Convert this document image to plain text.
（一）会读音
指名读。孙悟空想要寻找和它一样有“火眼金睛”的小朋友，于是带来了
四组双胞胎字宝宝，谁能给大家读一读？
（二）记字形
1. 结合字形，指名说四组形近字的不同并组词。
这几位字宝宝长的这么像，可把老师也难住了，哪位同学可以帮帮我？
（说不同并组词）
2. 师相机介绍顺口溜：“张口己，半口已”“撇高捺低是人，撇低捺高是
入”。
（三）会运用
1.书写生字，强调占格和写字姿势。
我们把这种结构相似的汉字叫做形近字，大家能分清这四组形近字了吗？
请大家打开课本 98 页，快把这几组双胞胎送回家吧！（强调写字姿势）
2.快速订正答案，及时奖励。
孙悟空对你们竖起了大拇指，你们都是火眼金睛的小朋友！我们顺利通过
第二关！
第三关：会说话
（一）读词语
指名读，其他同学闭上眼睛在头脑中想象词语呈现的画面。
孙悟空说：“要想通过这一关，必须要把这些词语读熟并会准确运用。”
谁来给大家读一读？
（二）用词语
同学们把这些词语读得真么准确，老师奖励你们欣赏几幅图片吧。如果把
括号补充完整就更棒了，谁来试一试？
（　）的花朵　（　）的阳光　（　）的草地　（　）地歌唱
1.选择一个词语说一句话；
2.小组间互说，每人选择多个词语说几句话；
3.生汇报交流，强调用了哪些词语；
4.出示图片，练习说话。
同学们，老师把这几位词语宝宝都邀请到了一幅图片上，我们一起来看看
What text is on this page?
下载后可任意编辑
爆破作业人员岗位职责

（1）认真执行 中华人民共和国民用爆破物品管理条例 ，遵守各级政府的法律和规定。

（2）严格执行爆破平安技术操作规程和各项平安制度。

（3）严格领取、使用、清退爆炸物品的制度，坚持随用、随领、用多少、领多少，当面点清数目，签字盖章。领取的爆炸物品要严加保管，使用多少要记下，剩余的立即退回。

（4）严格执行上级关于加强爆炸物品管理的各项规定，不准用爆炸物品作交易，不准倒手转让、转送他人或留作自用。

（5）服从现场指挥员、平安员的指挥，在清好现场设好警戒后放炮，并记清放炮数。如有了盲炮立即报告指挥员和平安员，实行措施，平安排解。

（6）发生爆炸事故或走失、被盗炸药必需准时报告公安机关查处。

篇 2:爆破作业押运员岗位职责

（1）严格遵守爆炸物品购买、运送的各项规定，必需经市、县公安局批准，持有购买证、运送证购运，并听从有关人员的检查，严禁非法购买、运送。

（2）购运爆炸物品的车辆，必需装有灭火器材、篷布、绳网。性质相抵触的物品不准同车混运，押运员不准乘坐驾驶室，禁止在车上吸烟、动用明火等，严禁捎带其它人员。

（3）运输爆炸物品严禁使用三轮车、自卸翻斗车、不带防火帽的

----------------------------------------

Work to do
Copy all data exactly, start to finish.

Worked answer
Convert this document image to plain text.
（一）会读音
指名读。孙悟空想要寻找和它一样有“火眼金睛”的小朋友，于是带来了
四组双胞胎字宝宝，谁能给大家读一读？
（二）记字形
1. 结合字形，指名说四组形近字的不同并组词。
这几位字宝宝长的这么像，可把老师也难住了，哪位同学可以帮帮我？
（说不同并组词）
2. 师相机介绍顺口溜：“张口己，半口已”“撇高捺低是人，撇低捺高是
入”。
（三）会运用
1.书写生字，强调占格和写字姿势。
我们把这种结构相似的汉字叫做形近字，大家能分清这四组形近字了吗？
请大家打开课本 98 页，快把这几组双胞胎送回家吧！（强调写字姿势）
2.快速订正答案，及时奖励。
孙悟空对你们竖起了大拇指，你们都是火眼金睛的小朋友！我们顺利通过
第二关！
第三关：会说话
（一）读词语
指名读，其他同学闭上眼睛在头脑中想象词语呈现的画面。
孙悟空说：“要想通过这一关，必须要把这些词语读熟并会准确运用。”
谁来给大家读一读？
（二）用词语
同学们把这些词语读得真么准确，老师奖励你们欣赏几幅图片吧。如果把
括号补充完整就更棒了，谁来试一试？
（　）的花朵　（　）的阳光　（　）的草地　（　）地歌唱
1.选择一个词语说一句话；
2.小组间互说，每人选择多个词语说几句话；
3.生汇报交流，强调用了哪些词语；
4.出示图片，练习说话。
同学们，老师把这几位词语宝宝都邀请到了一幅图片上，我们一起来看看
What text is on this page?
下载后可任意编辑
爆破作业人员岗位职责

（1）认真执行 中华人民共和国民用爆破物品管理条例 ，遵守各级政府的法律和规定。

（2）严格执行爆破平安技术操作规程和各项平安制度。

（3）严格领取、使用、清退爆炸物品的制度，坚持随用、随领、用多少、领多少，当面点清数目，签字盖章。领取的爆炸物品要严加保管，使用多少要记下，剩余的立即退回。

（4）严格执行上级关于加强爆炸物品管理的各项规定，不准用爆炸物品作交易，不准倒手转让、转送他人或留作自用。

（5）服从现场指挥员、平安员的指挥，在清好现场设好警戒后放炮，并记清放炮数。如有了盲炮立即报告指挥员和平安员，实行措施，平安排解。

（6）发生爆炸事故或走失、被盗炸药必需准时报告公安机关查处。

篇 2:爆破作业押运员岗位职责

（1）严格遵守爆炸物品购买、运送的各项规定，必需经市、县公安局批准，持有购买证、运送证购运，并听从有关人员的检查，严禁非法购买、运送。

（2）购运爆炸物品的车辆，必需装有灭火器材、篷布、绳网。性质相抵触的物品不准同车混运，押运员不准乘坐驾驶室，禁止在车上吸烟、动用明火等，严禁捎带其它人员。

（3）运输爆炸物品严禁使用三轮车、自卸翻斗车、不带防火帽的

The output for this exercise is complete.